- _Task directions_
Can you return every line of each listing below, character for character and with nothing changed?

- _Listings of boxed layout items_
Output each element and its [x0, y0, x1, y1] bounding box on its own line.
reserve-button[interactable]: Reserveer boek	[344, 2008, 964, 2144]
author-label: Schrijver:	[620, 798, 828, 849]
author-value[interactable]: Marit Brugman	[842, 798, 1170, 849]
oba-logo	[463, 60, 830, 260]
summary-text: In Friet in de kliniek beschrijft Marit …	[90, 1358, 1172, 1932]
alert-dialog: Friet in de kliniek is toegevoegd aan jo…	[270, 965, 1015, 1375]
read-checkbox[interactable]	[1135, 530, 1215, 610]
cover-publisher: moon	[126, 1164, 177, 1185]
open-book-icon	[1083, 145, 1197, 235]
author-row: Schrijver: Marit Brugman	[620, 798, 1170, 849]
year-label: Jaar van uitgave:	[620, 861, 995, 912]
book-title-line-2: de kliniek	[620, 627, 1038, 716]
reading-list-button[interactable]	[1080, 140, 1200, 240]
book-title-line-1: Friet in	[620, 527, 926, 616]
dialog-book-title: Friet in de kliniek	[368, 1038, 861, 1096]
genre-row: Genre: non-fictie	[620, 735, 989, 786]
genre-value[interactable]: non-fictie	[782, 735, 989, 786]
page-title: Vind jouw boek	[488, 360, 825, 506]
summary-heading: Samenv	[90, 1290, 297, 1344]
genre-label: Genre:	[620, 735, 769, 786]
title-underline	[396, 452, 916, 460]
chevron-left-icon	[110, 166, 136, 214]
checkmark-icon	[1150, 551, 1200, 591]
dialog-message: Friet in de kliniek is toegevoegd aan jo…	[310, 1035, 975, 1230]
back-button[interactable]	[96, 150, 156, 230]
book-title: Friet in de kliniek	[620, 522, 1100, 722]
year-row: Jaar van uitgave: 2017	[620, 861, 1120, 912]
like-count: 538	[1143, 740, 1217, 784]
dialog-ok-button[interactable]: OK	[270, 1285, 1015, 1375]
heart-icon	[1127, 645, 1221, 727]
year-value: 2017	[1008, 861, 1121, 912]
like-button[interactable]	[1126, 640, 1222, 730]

- _Exercise answer_
Output each element and its [x0, y0, x1, y1] bounding box on its own line.
reserve-button[interactable]: Reserveer boek	[344, 2008, 964, 2144]
author-label: Schrijver:	[620, 798, 828, 849]
author-value[interactable]: Marit Brugman	[842, 798, 1170, 849]
oba-logo	[463, 60, 830, 260]
summary-text: In Friet in de kliniek beschrijft Marit …	[90, 1358, 1172, 1932]
alert-dialog: Friet in de kliniek is toegevoegd aan jo…	[270, 965, 1015, 1375]
read-checkbox[interactable]	[1135, 530, 1215, 610]
cover-publisher: moon	[126, 1164, 177, 1185]
open-book-icon	[1083, 145, 1197, 235]
author-row: Schrijver: Marit Brugman	[620, 798, 1170, 849]
year-label: Jaar van uitgave:	[620, 861, 995, 912]
book-title-line-2: de kliniek	[620, 627, 1038, 716]
reading-list-button[interactable]	[1080, 140, 1200, 240]
book-title-line-1: Friet in	[620, 527, 926, 616]
dialog-book-title: Friet in de kliniek	[368, 1038, 861, 1096]
genre-row: Genre: non-fictie	[620, 735, 989, 786]
genre-value[interactable]: non-fictie	[782, 735, 989, 786]
page-title: Vind jouw boek	[488, 360, 825, 506]
summary-heading: Samenv	[90, 1290, 297, 1344]
genre-label: Genre:	[620, 735, 769, 786]
title-underline	[396, 452, 916, 460]
chevron-left-icon	[110, 166, 136, 214]
checkmark-icon	[1150, 551, 1200, 591]
dialog-message: Friet in de kliniek is toegevoegd aan jo…	[310, 1035, 975, 1230]
back-button[interactable]	[96, 150, 156, 230]
book-title: Friet in de kliniek	[620, 522, 1100, 722]
year-row: Jaar van uitgave: 2017	[620, 861, 1120, 912]
like-count: 538	[1143, 740, 1217, 784]
dialog-ok-button[interactable]: OK	[270, 1285, 1015, 1375]
heart-icon	[1127, 645, 1221, 727]
year-value: 2017	[1008, 861, 1121, 912]
like-button[interactable]	[1126, 640, 1222, 730]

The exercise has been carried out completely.